[start Dataset]

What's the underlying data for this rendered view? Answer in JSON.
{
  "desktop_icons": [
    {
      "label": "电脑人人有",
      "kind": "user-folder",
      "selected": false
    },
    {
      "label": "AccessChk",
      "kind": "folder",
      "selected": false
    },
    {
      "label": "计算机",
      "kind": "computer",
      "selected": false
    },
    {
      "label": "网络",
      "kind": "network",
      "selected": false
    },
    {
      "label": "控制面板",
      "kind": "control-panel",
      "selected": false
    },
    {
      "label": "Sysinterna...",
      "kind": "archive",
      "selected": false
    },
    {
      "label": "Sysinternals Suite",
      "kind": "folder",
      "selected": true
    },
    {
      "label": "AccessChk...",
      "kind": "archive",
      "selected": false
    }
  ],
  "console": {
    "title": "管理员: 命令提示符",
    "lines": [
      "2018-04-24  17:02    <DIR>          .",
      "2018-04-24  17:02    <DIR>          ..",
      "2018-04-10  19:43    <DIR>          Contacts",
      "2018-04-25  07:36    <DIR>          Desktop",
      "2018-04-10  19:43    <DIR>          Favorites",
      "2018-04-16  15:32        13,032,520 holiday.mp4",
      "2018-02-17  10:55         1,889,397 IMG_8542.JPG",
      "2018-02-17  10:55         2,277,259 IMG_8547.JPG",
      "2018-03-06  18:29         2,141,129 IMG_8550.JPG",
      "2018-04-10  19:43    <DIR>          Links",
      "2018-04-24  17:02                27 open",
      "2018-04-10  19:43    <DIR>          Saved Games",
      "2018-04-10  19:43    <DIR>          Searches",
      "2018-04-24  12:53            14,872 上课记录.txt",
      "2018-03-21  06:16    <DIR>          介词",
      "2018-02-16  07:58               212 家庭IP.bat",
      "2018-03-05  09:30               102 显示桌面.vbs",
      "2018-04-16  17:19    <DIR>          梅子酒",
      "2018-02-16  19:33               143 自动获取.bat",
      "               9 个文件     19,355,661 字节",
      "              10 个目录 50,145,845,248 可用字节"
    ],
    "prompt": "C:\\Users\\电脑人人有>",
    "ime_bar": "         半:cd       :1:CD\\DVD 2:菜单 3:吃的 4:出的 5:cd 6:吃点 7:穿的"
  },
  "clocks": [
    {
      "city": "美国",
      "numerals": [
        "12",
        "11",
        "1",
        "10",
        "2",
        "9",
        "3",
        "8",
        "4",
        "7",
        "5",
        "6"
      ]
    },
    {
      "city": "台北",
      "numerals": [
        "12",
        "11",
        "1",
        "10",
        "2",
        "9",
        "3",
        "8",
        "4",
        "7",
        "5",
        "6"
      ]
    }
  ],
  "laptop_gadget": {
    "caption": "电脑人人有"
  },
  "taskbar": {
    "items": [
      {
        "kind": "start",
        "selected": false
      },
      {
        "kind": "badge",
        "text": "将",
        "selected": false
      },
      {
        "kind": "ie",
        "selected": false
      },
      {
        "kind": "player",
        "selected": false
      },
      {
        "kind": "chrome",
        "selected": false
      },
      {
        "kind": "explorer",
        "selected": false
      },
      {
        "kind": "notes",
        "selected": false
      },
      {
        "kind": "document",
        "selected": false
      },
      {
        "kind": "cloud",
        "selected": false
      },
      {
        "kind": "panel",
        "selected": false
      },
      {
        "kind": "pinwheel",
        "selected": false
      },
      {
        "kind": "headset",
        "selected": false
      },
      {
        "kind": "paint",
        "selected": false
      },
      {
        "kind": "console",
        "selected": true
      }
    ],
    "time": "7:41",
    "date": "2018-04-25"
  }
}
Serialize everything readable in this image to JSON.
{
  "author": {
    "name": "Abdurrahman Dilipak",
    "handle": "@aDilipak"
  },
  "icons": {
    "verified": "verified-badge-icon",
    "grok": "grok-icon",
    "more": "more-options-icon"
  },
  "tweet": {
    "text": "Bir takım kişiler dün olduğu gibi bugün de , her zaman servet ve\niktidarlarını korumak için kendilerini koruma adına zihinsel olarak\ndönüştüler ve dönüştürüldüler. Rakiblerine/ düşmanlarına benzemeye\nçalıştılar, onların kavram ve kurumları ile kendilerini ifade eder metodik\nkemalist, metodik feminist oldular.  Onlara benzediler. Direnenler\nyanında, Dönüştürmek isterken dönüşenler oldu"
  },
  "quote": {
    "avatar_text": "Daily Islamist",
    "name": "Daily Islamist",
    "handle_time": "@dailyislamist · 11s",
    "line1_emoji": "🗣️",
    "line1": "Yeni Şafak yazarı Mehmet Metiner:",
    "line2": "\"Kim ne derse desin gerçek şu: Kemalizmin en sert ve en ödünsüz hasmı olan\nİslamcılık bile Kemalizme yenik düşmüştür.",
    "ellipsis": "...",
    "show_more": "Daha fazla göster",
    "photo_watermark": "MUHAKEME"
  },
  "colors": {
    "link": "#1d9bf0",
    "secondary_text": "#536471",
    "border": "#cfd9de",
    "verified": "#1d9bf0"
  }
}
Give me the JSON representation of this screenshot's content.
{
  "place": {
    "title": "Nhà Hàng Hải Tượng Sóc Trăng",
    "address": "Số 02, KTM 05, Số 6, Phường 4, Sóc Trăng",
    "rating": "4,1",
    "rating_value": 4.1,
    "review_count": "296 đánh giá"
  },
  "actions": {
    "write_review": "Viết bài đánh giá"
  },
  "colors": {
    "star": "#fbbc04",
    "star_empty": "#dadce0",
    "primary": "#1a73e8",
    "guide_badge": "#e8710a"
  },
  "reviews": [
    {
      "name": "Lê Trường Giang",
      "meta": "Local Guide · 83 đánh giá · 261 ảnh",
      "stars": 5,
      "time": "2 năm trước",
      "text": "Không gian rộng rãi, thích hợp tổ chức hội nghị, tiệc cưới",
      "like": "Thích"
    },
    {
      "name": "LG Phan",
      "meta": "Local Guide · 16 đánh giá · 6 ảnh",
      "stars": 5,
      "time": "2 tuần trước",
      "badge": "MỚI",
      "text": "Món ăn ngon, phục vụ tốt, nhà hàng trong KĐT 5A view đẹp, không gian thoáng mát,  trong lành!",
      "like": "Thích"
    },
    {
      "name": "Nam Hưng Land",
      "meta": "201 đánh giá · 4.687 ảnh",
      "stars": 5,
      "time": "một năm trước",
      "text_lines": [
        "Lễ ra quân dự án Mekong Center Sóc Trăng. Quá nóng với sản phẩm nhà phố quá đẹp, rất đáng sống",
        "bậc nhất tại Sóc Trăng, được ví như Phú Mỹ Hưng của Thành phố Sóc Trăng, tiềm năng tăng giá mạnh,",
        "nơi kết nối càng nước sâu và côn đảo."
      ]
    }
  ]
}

[end Dataset]

Find the word "label" in the material, then list each line that holds it.

** Finished task **
      "label": "电脑人人有",
      "label": "AccessChk",
      "label": "计算机",
      "label": "网络",
      "label": "控制面板",
      "label": "Sysinterna...",
      "label": "Sysinternals Suite",
      "label": "AccessChk...",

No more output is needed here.